Objectives
**1.** In the foundation waterproofing thread, why do some contractors put the blanket insulation on the inside of the basement wall instead of insulating the outside? Please answer in one to three sentences.
**2.** Continue the foundation waterproofing thread from the point where it stops.

Text
# # # #

GBA Logo horizontal Facebook LinkedIn Email Pinterest Twitter X Instagram YouTube Icon Navigation Search Icon Main Search Icon Video Play Icon Plus Icon Minus Icon Picture icon Hamburger Icon Close Icon Sorted

Community and Q&A

Best system for foundation waterproofing and insulating

MJDesigns | Posted in Energy Efficiency and Durability on

Local contractors in central OH (zone 5) are either applying a product such as Delta MS (dimpled mat) outside of the poured wall foundation for waterproofing and then applying blanket insulation on the inside of the wall in the basement … their thought being that once wet, the R-value of an exterior insulating product is severely reduced. Others are applying a damp proofing membrane such as Tremco Tuff-N-Dri to the exterior of the poured wall foundation followed by Tremco’s Warm-N-Dri 2 3/8″ R-10 foundation board (rigid fiberglass product). Which is the better method? Positioning the insulation to the exterior or the interior? If exterior, is fiberboard a better option than using EPS or XPS foam board … I read somewhere that it’s a better option as it provides for a drainage plane as compared to the rigid foam boards. Please advise. Thanks!

GBA Prime

Join the leading community of building science experts

Become a GBA Prime member and get instant access to the latest developments in green building, research, and reports from the field.


  1. jklingel | | #1

    Besides searching here, you may want to read "Understanding Vapour Permeance and Condensation in Wall Assemblies : Volume 1: Main Report", written by the Canada Mortgage and Housing Corp and "Performing Basement Systems, Part 2....", written by the National Research Council Canada.

  2. GBA Editor
    Martin Holladay | | #2

    Either way can work fine; there is no definitive answer to this question.

# # # #

Information given
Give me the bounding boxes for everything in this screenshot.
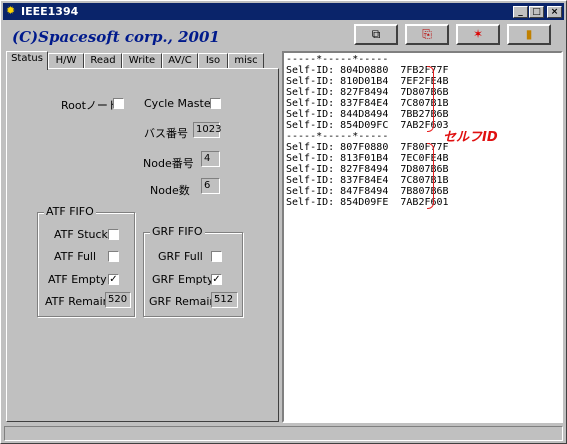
tab-hw[interactable]: H/W [48, 53, 84, 69]
grf-remain-label: GRF Remain [149, 295, 217, 308]
window-title: IEEE1394 [21, 5, 79, 18]
node-count-value: 6 [201, 178, 220, 194]
self-id-log[interactable]: -----*-----*----- Self-ID: 804D0880 7FB2… [282, 51, 563, 423]
root-node-label: Rootノード [61, 99, 119, 112]
status-bar [4, 426, 563, 441]
grf-fifo-title: GRF FIFO [150, 225, 205, 238]
left-pane: Status H/W Read Write AV/C Iso misc Root… [4, 51, 280, 423]
grf-empty-label: GRF Empty [152, 273, 214, 286]
atf-stuck-checkbox[interactable] [108, 229, 119, 240]
node-count-label: Node数 [150, 184, 190, 197]
exit-button[interactable]: ▮ [507, 24, 551, 45]
atf-stuck-label: ATF Stuck [54, 228, 108, 241]
self-id-annotation: セルフID [443, 130, 498, 145]
copy-icon: ⧉ [371, 27, 381, 41]
grf-remain-value: 512 [211, 292, 238, 308]
grf-full-checkbox[interactable] [211, 251, 222, 262]
tab-read[interactable]: Read [84, 53, 122, 69]
atf-fifo-group: ATF FIFO ATF Stuck ATF Full ATF Empty ✓ … [37, 205, 135, 317]
clear-icon: ✶ [472, 27, 484, 41]
tab-misc[interactable]: misc [228, 53, 264, 69]
cycle-master-checkbox[interactable] [210, 98, 221, 109]
node-number-label: Node番号 [143, 157, 194, 170]
paste-button[interactable]: ⎘ [405, 24, 449, 45]
self-id-log-text: -----*-----*----- Self-ID: 804D0880 7FB2… [286, 54, 449, 208]
root-node-checkbox[interactable] [113, 98, 124, 109]
atf-fifo-title: ATF FIFO [44, 205, 96, 218]
status-panel: Rootノード Cycle Master バス番号 1023 Node番号 4 … [6, 68, 279, 422]
cycle-master-label: Cycle Master [144, 97, 216, 110]
node-number-value: 4 [201, 151, 220, 167]
header-bar: (C)Spacesoft corp., 2001 ⧉ ⎘ ✶ ▮ [4, 23, 563, 49]
paste-icon: ⎘ [422, 27, 432, 41]
atf-remain-label: ATF Remain [45, 295, 110, 308]
atf-full-label: ATF Full [54, 250, 97, 263]
tab-strip: Status H/W Read Write AV/C Iso misc [6, 51, 280, 70]
clear-button[interactable]: ✶ [456, 24, 500, 45]
brand-text: (C)Spacesoft corp., 2001 [12, 28, 220, 46]
close-button[interactable]: × [547, 6, 562, 18]
bus-number-value: 1023 [193, 122, 221, 138]
tab-status[interactable]: Status [6, 51, 48, 70]
maximize-button[interactable]: □ [529, 6, 544, 18]
minimize-button[interactable]: _ [513, 6, 528, 18]
grf-empty-checkbox[interactable]: ✓ [211, 274, 222, 285]
copy-button[interactable]: ⧉ [354, 24, 398, 45]
atf-empty-label: ATF Empty [48, 273, 107, 286]
title-bar[interactable]: ✹ IEEE1394 _ □ × [3, 3, 564, 20]
app-icon[interactable]: ✹ [6, 5, 18, 17]
atf-full-checkbox[interactable] [108, 251, 119, 262]
tab-avc[interactable]: AV/C [162, 53, 198, 69]
tab-iso[interactable]: Iso [198, 53, 228, 69]
bus-number-label: バス番号 [144, 127, 188, 140]
grf-full-label: GRF Full [158, 250, 203, 263]
tab-write[interactable]: Write [122, 53, 162, 69]
annotation-brace-bottom [427, 143, 434, 209]
atf-empty-checkbox[interactable]: ✓ [108, 274, 119, 285]
grf-fifo-group: GRF FIFO GRF Full GRF Empty ✓ GRF Remain… [143, 225, 243, 317]
exit-door-icon: ▮ [525, 27, 533, 41]
annotation-brace-top [427, 66, 434, 132]
app-window: ✹ IEEE1394 _ □ × (C)Spacesoft corp., 200… [0, 0, 567, 444]
atf-remain-value: 520 [105, 292, 131, 308]
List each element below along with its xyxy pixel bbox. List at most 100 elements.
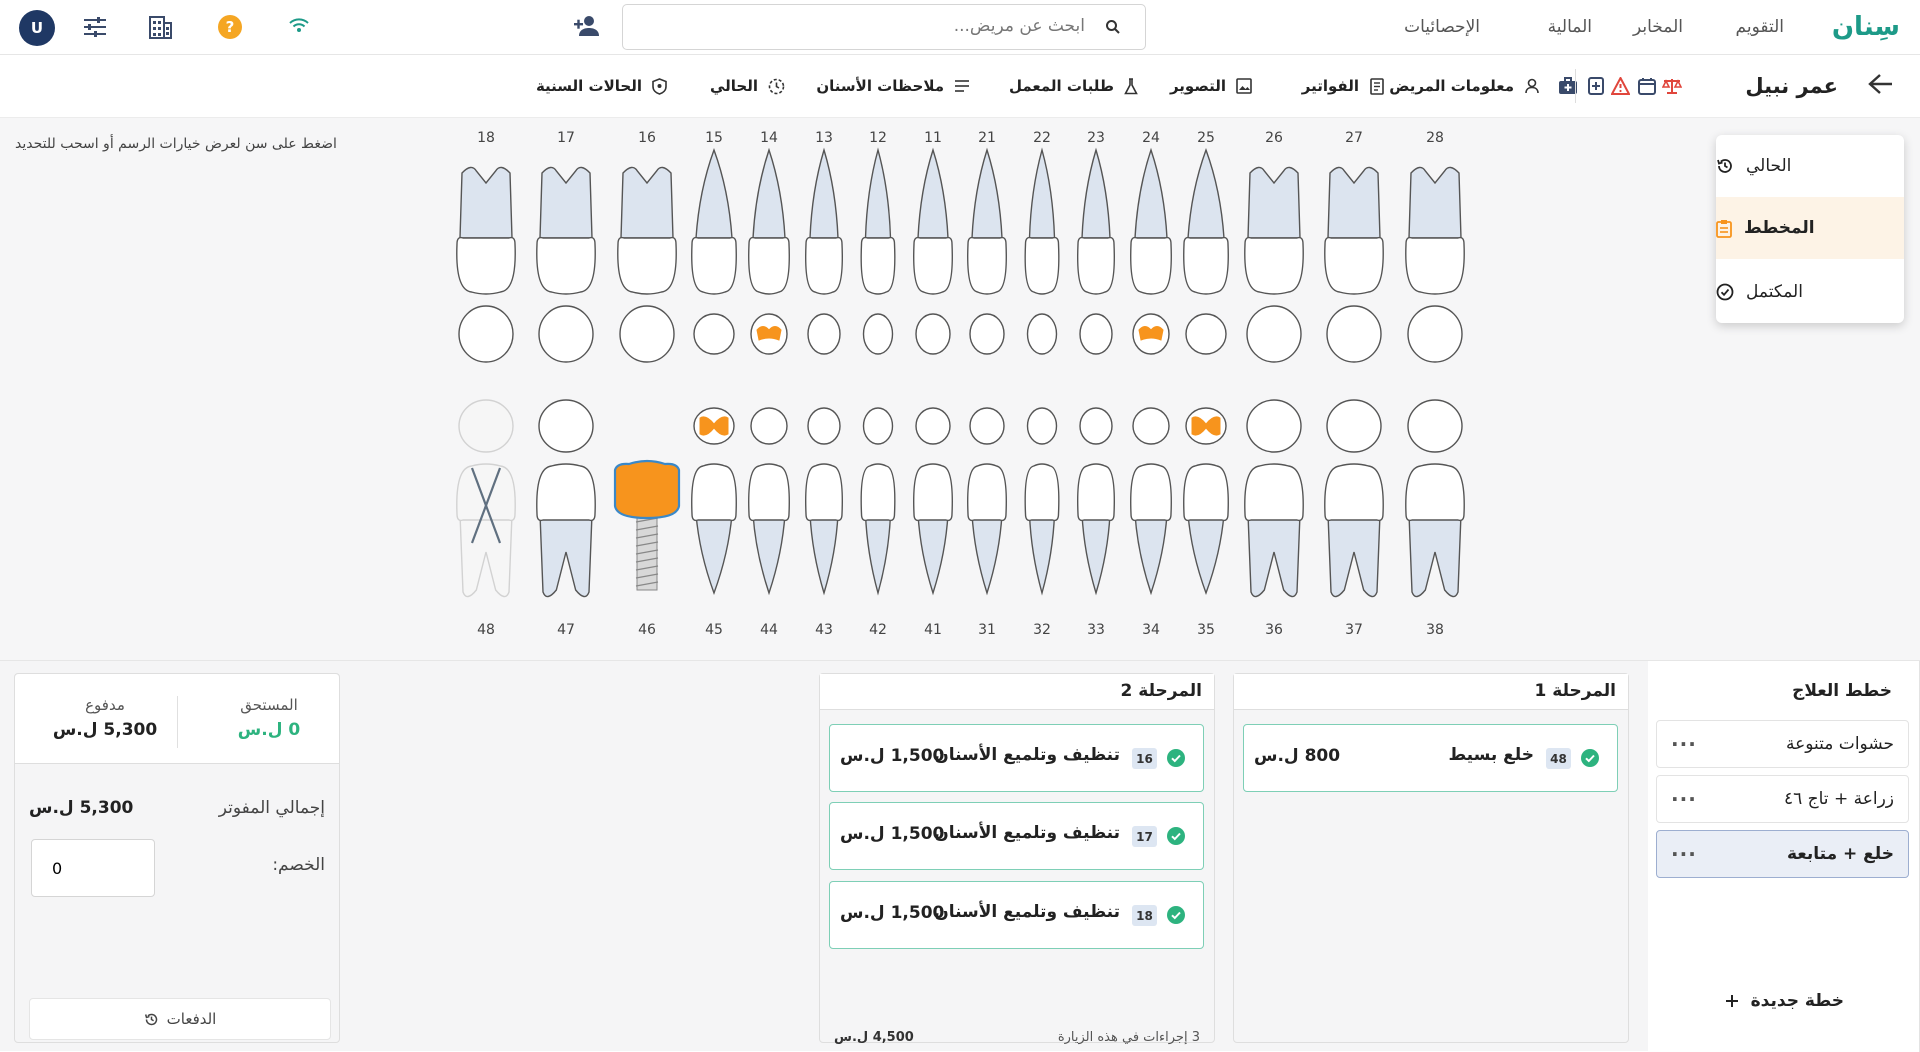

# # # #

Answers below
**1.** They think that once an exterior insulating product gets wet, its R-value drops sharply. So they put only a waterproofing product such as Delta MS dimpled mat on the outside of the poured wall and place the blanket insulation inside the basement.

**2.**
    To me, the most relevant factors are:
    1. What is the R-value of the installed insulation? Of course, the higher the R-value, the better.

    2. If there is exterior insulation, is there a good plan for protecting the above-grade insulation from physical abuse and ultraviolet light?

  3. user-967937 | | #3

    I appreciate the simplicity of your answer Martin…as I plan the details of the foundation for our new home, the options and opinions can seem overwhelming at times.

    We’re also in a zone 5 and was planning a conditioned crawl space built with ICF’s., the rest of the house will be SIP’s. As I get closer to building though, I’m leaning more toward a simple stem wall design with a proven waterproofing detail on the exterior and 4” of rigid foam on the interior. The interior will be detailed for the most part as if I used the ICF’s but I’ll be able to finish the exterior of the foundation and framing on a single plane and remove the issues you mentioned above…I also figured we can save over $2k in ICF's which can be better used else ware.

    In keeping on with the original question, I’ve used liquid WRB for years on commercial buildings with great results and would like to use this on my SIP house. Is there any reason not to run the foundation waterproofing up the sheathing enough so it can be overlapped with the WRB for an air-tight (or close) seal?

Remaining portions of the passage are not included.